• Goal: Reproduce the data exactly and drop any pictures it holds.

####################

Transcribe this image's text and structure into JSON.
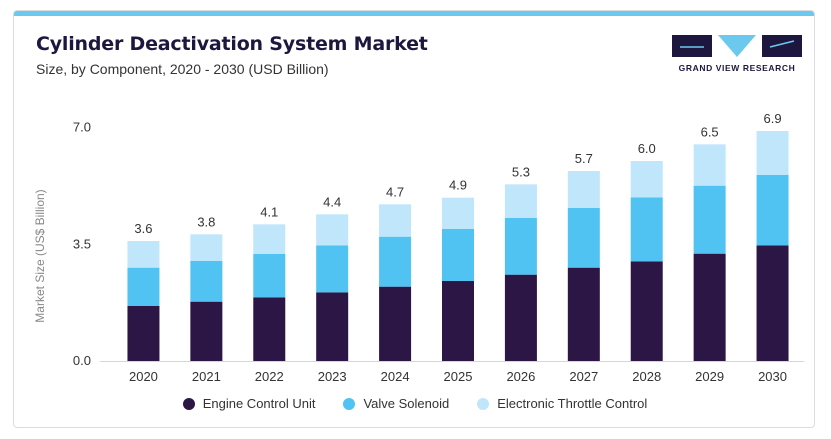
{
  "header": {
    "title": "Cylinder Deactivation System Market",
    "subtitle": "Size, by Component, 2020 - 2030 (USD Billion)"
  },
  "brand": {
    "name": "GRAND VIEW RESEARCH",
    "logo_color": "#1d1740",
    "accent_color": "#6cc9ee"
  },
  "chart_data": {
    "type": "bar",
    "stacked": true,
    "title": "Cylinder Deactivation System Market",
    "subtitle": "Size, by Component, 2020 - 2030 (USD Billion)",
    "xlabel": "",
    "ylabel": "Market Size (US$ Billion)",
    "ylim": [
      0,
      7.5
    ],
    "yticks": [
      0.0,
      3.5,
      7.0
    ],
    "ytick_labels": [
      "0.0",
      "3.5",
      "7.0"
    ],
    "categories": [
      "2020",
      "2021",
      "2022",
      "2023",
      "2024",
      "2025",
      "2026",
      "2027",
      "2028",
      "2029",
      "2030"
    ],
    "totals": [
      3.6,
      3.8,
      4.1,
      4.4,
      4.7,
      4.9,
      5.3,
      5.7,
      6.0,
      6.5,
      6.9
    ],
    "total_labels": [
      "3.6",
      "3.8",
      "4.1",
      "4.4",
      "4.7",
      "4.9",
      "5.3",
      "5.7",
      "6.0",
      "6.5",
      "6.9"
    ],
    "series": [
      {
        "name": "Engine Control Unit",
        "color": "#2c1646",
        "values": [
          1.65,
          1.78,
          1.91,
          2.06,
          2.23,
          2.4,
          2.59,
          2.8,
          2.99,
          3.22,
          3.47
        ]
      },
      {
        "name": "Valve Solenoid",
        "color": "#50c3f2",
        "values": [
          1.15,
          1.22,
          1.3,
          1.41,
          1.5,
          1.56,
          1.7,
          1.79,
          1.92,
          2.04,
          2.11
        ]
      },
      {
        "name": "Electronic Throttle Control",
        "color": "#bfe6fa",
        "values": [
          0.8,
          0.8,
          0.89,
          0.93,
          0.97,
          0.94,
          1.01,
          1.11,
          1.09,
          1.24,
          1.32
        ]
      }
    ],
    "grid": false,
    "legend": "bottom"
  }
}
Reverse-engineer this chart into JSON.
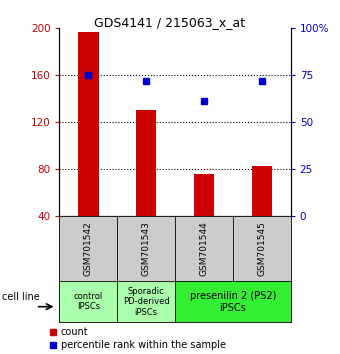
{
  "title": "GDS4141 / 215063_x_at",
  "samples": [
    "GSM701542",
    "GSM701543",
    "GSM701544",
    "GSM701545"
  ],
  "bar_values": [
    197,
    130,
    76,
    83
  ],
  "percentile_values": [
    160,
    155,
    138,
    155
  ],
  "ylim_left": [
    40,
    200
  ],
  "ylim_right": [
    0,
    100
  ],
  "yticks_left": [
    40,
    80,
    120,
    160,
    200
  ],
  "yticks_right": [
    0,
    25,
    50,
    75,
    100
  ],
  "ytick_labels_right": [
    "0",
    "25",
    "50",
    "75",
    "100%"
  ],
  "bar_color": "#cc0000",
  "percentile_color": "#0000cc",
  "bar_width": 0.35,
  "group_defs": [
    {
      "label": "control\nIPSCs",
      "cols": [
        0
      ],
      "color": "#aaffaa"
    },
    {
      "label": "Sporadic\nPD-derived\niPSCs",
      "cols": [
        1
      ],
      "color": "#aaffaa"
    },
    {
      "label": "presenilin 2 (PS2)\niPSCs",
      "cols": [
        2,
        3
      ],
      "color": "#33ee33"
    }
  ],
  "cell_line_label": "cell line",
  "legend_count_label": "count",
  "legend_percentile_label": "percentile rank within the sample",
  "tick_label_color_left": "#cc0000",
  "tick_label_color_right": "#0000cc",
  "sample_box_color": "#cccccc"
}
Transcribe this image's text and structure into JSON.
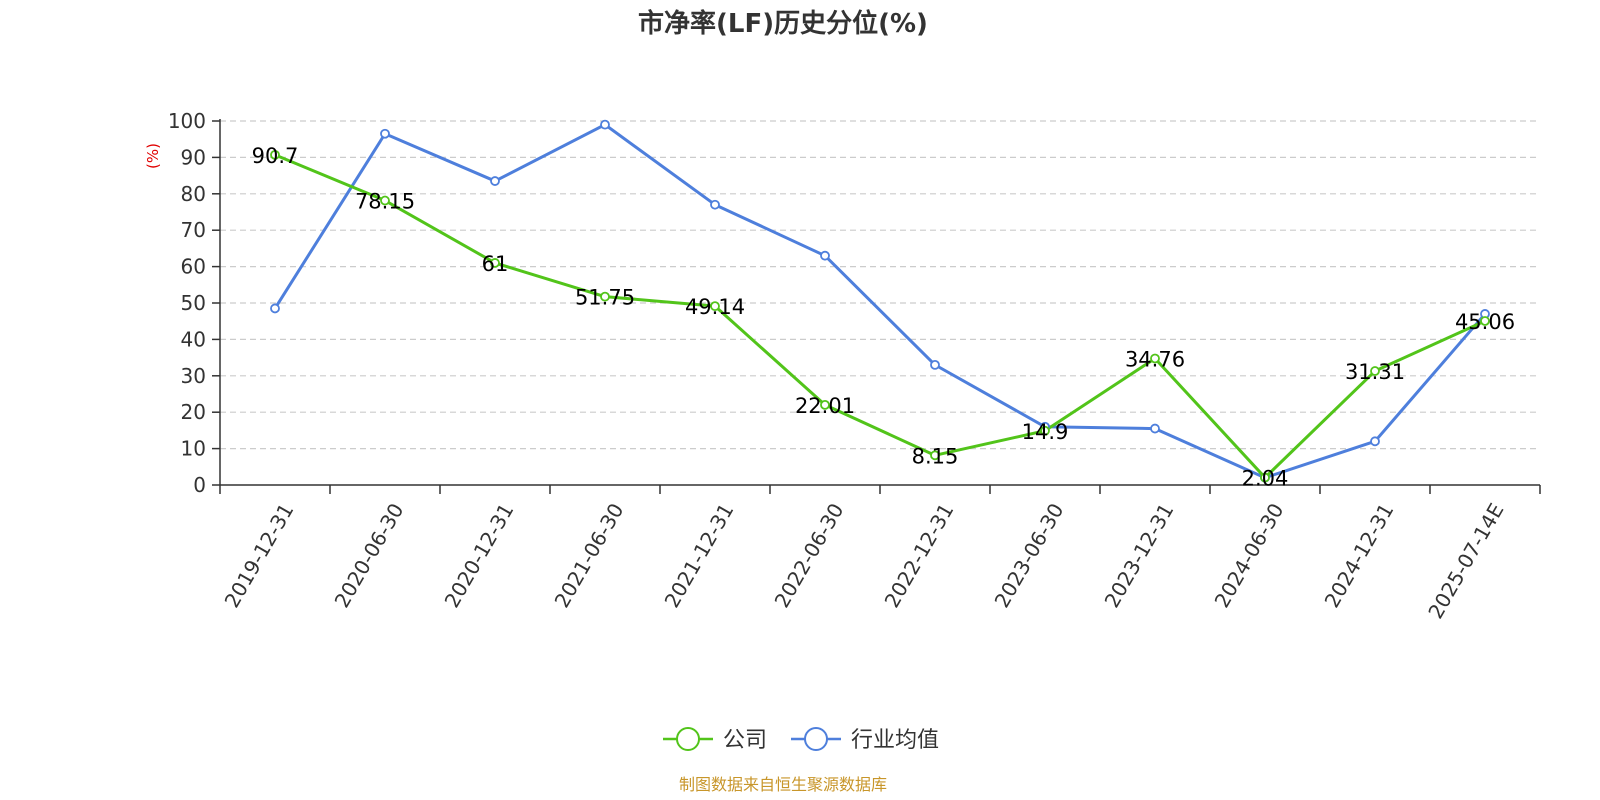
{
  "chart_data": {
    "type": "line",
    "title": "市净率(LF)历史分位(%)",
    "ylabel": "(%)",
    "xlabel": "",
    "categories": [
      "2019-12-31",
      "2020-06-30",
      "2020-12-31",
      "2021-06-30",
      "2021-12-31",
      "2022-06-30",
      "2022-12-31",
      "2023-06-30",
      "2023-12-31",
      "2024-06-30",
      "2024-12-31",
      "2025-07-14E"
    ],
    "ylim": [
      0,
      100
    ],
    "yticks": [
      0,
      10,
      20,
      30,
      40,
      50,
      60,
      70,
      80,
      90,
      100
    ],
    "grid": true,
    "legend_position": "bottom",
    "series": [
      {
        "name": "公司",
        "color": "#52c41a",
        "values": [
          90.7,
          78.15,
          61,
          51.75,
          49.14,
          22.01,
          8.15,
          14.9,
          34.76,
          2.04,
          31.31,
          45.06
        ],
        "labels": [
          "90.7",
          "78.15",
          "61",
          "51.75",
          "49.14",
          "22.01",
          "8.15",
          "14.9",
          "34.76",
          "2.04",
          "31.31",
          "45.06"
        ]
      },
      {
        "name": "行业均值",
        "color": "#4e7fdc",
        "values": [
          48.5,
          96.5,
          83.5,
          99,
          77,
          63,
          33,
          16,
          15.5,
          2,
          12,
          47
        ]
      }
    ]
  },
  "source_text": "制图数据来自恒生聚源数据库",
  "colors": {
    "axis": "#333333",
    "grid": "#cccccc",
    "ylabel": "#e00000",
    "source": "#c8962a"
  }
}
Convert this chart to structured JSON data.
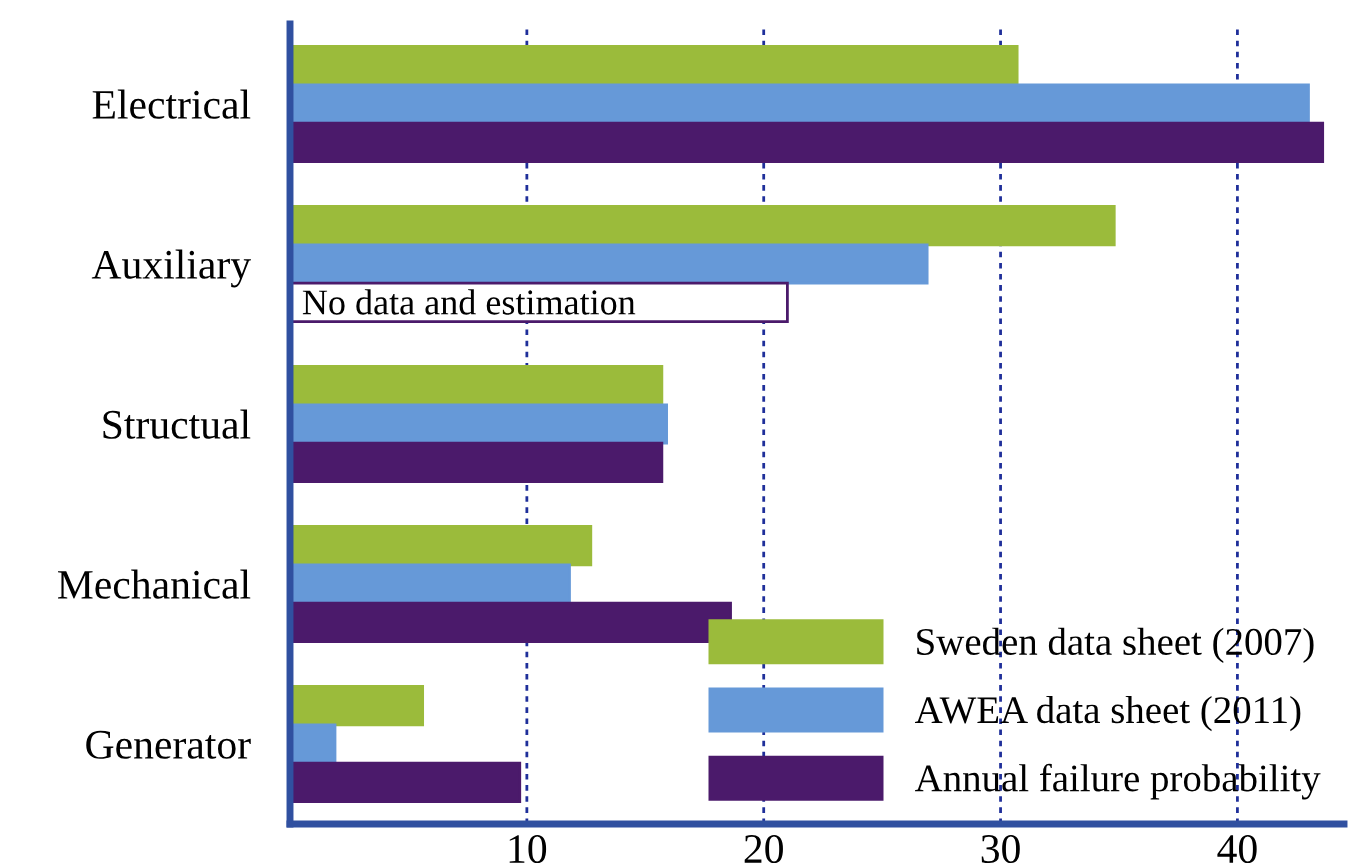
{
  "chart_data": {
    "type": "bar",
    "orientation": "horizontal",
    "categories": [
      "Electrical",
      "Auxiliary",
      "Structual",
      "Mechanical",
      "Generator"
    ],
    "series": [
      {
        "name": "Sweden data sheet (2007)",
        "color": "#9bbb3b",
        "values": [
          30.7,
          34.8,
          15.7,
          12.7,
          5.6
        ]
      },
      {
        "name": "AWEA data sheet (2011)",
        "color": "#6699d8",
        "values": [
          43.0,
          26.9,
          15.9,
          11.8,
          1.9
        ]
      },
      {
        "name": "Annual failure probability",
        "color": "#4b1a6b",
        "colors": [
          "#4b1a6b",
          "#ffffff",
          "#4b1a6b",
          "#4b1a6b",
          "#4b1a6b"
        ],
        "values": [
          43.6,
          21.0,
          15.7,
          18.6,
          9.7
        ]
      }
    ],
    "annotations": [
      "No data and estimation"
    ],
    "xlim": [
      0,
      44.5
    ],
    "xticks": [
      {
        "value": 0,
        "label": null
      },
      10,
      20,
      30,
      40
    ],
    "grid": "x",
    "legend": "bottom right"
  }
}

####################

• Full response:
Transcribe this image's text and structure into JSON.
{
  "header": {
    "title": "Cylinder Deactivation System Market",
    "subtitle": "Size, by Component, 2020 - 2030 (USD Billion)"
  },
  "brand": {
    "name": "GRAND VIEW RESEARCH",
    "logo_color": "#1d1740",
    "accent_color": "#6cc9ee"
  },
  "chart_data": {
    "type": "bar",
    "stacked": true,
    "title": "Cylinder Deactivation System Market",
    "subtitle": "Size, by Component, 2020 - 2030 (USD Billion)",
    "xlabel": "",
    "ylabel": "Market Size (US$ Billion)",
    "ylim": [
      0,
      7.5
    ],
    "yticks": [
      0.0,
      3.5,
      7.0
    ],
    "ytick_labels": [
      "0.0",
      "3.5",
      "7.0"
    ],
    "categories": [
      "2020",
      "2021",
      "2022",
      "2023",
      "2024",
      "2025",
      "2026",
      "2027",
      "2028",
      "2029",
      "2030"
    ],
    "totals": [
      3.6,
      3.8,
      4.1,
      4.4,
      4.7,
      4.9,
      5.3,
      5.7,
      6.0,
      6.5,
      6.9
    ],
    "total_labels": [
      "3.6",
      "3.8",
      "4.1",
      "4.4",
      "4.7",
      "4.9",
      "5.3",
      "5.7",
      "6.0",
      "6.5",
      "6.9"
    ],
    "series": [
      {
        "name": "Engine Control Unit",
        "color": "#2c1646",
        "values": [
          1.65,
          1.78,
          1.91,
          2.06,
          2.23,
          2.4,
          2.59,
          2.8,
          2.99,
          3.22,
          3.47
        ]
      },
      {
        "name": "Valve Solenoid",
        "color": "#50c3f2",
        "values": [
          1.15,
          1.22,
          1.3,
          1.41,
          1.5,
          1.56,
          1.7,
          1.79,
          1.92,
          2.04,
          2.11
        ]
      },
      {
        "name": "Electronic Throttle Control",
        "color": "#bfe6fa",
        "values": [
          0.8,
          0.8,
          0.89,
          0.93,
          0.97,
          0.94,
          1.01,
          1.11,
          1.09,
          1.24,
          1.32
        ]
      }
    ],
    "grid": false,
    "legend": "bottom"
  }
}
Reverse-engineer this chart into JSON.
{
  "title": "GDS4141 / 215063_x_at",
  "samples": [
    "GSM701542",
    "GSM701543",
    "GSM701544",
    "GSM701545"
  ],
  "bar_values": [
    197,
    130,
    76,
    83
  ],
  "percentile_values": [
    160,
    155,
    138,
    155
  ],
  "ylim_left": [
    40,
    200
  ],
  "ylim_right": [
    0,
    100
  ],
  "yticks_left": [
    40,
    80,
    120,
    160,
    200
  ],
  "yticks_right": [
    0,
    25,
    50,
    75,
    100
  ],
  "ytick_labels_right": [
    "0",
    "25",
    "50",
    "75",
    "100%"
  ],
  "bar_color": "#cc0000",
  "percentile_color": "#0000cc",
  "bar_width": 0.35,
  "group_defs": [
    {
      "label": "control\nIPSCs",
      "cols": [
        0
      ],
      "color": "#aaffaa"
    },
    {
      "label": "Sporadic\nPD-derived\niPSCs",
      "cols": [
        1
      ],
      "color": "#aaffaa"
    },
    {
      "label": "presenilin 2 (PS2)\niPSCs",
      "cols": [
        2,
        3
      ],
      "color": "#33ee33"
    }
  ],
  "cell_line_label": "cell line",
  "legend_count_label": "count",
  "legend_percentile_label": "percentile rank within the sample",
  "tick_label_color_left": "#cc0000",
  "tick_label_color_right": "#0000cc",
  "sample_box_color": "#cccccc"
}
Transcribe this image's text and structure into JSON.
{
  "chart_data": {
    "type": "line",
    "title": "市净率(LF)历史分位(%)",
    "ylabel": "(%)",
    "xlabel": "",
    "categories": [
      "2019-12-31",
      "2020-06-30",
      "2020-12-31",
      "2021-06-30",
      "2021-12-31",
      "2022-06-30",
      "2022-12-31",
      "2023-06-30",
      "2023-12-31",
      "2024-06-30",
      "2024-12-31",
      "2025-07-14E"
    ],
    "ylim": [
      0,
      100
    ],
    "yticks": [
      0,
      10,
      20,
      30,
      40,
      50,
      60,
      70,
      80,
      90,
      100
    ],
    "grid": true,
    "legend_position": "bottom",
    "series": [
      {
        "name": "公司",
        "color": "#52c41a",
        "values": [
          90.7,
          78.15,
          61,
          51.75,
          49.14,
          22.01,
          8.15,
          14.9,
          34.76,
          2.04,
          31.31,
          45.06
        ],
        "labels": [
          "90.7",
          "78.15",
          "61",
          "51.75",
          "49.14",
          "22.01",
          "8.15",
          "14.9",
          "34.76",
          "2.04",
          "31.31",
          "45.06"
        ]
      },
      {
        "name": "行业均值",
        "color": "#4e7fdc",
        "values": [
          48.5,
          96.5,
          83.5,
          99,
          77,
          63,
          33,
          16,
          15.5,
          2,
          12,
          47
        ]
      }
    ]
  },
  "source_text": "制图数据来自恒生聚源数据库",
  "colors": {
    "axis": "#333333",
    "grid": "#cccccc",
    "ylabel": "#e00000",
    "source": "#c8962a"
  }
}
Convert this chart to structured JSON data.
{
  "chart_data": {
    "type": "bar",
    "orientation": "horizontal",
    "categories": [
      "Electrical",
      "Auxiliary",
      "Structual",
      "Mechanical",
      "Generator"
    ],
    "series": [
      {
        "name": "Sweden data sheet (2007)",
        "color": "#9bbb3b",
        "values": [
          30.7,
          34.8,
          15.7,
          12.7,
          5.6
        ]
      },
      {
        "name": "AWEA data sheet (2011)",
        "color": "#6699d8",
        "values": [
          43.0,
          26.9,
          15.9,
          11.8,
          1.9
        ]
      },
      {
        "name": "Annual failure probability",
        "color": "#4b1a6b",
        "colors": [
          "#4b1a6b",
          "#ffffff",
          "#4b1a6b",
          "#4b1a6b",
          "#4b1a6b"
        ],
        "values": [
          43.6,
          21.0,
          15.7,
          18.6,
          9.7
        ]
      }
    ],
    "annotations": [
      "No data and estimation"
    ],
    "xlim": [
      0,
      44.5
    ],
    "xticks": [
      {
        "value": 0,
        "label": null
      },
      10,
      20,
      30,
      40
    ],
    "grid": "x",
    "legend": "bottom right"
  }
}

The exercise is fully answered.